## Figure collection entries
==============================
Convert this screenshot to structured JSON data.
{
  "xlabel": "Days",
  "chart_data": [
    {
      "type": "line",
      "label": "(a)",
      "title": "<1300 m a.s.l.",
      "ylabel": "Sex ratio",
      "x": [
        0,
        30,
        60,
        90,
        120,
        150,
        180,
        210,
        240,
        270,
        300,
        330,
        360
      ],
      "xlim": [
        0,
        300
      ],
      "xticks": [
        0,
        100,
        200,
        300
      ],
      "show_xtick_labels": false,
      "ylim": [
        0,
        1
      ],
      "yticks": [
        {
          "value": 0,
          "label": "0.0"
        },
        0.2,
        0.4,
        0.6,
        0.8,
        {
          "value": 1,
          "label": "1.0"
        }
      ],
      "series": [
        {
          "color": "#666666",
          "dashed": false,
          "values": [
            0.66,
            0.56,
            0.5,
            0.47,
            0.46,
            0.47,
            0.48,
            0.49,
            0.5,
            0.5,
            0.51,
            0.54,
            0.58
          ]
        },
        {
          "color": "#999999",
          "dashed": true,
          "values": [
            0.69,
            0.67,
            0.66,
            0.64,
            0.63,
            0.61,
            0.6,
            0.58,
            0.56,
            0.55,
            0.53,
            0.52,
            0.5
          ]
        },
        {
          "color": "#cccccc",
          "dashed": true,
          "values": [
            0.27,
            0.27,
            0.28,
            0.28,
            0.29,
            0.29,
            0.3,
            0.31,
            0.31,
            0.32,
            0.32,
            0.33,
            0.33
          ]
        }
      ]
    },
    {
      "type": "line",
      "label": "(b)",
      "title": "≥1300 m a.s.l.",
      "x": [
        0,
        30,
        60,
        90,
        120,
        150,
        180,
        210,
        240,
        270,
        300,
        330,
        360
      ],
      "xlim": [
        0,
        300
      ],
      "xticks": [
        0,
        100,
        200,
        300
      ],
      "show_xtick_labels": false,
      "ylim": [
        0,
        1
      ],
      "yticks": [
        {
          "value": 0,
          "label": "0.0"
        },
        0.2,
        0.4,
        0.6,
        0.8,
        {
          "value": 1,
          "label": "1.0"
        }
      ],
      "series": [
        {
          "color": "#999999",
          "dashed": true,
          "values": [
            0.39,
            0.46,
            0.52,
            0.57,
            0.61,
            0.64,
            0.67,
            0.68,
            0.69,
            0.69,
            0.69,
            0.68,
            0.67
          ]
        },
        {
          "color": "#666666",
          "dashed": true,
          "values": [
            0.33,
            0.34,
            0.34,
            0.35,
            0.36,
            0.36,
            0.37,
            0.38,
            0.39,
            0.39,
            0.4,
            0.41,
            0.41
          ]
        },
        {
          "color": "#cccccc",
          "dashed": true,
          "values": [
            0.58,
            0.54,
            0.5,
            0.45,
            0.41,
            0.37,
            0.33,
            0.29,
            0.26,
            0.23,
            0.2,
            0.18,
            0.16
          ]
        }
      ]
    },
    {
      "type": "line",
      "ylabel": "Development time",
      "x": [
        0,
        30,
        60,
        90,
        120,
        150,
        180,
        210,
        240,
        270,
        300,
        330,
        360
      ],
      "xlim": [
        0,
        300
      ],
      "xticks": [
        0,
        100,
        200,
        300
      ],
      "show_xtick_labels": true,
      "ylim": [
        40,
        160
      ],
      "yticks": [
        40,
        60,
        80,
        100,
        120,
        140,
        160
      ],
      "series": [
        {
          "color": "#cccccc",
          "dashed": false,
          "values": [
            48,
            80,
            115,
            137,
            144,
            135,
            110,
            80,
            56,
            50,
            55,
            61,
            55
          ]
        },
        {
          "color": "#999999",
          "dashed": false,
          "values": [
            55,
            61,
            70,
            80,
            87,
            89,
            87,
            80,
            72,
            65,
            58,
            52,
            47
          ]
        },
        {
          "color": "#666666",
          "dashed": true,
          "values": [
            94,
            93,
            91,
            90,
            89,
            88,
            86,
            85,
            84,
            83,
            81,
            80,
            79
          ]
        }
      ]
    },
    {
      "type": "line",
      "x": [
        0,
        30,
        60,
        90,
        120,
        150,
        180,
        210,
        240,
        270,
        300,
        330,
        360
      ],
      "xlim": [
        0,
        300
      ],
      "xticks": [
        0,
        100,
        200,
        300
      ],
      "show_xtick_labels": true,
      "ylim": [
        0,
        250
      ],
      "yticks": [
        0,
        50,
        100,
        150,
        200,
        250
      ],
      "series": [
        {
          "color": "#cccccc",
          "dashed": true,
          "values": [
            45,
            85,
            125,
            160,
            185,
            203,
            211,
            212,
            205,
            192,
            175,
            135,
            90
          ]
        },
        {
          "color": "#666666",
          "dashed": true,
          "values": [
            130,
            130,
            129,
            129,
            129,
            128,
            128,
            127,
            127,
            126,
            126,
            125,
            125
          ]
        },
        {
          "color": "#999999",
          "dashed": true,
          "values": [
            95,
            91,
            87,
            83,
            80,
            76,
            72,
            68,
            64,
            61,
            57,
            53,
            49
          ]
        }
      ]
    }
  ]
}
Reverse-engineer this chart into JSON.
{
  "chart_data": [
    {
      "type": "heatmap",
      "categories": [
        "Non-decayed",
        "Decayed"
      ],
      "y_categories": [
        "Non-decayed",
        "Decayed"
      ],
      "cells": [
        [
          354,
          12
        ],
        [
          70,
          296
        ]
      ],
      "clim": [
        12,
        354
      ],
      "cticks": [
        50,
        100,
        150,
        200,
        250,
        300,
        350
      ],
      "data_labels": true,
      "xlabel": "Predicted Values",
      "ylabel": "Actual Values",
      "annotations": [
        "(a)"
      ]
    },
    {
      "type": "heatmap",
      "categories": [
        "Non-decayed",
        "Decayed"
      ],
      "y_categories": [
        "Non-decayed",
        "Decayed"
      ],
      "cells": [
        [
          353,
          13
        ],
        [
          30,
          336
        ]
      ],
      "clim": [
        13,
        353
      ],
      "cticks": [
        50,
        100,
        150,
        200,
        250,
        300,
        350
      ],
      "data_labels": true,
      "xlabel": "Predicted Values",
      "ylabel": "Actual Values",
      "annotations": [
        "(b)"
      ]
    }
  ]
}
==============================
## What needs to be done
Search the data for "this". Copy every line that has it.

## Task output
Convert this screenshot to structured JSON data.
Reverse-engineer this chart into JSON.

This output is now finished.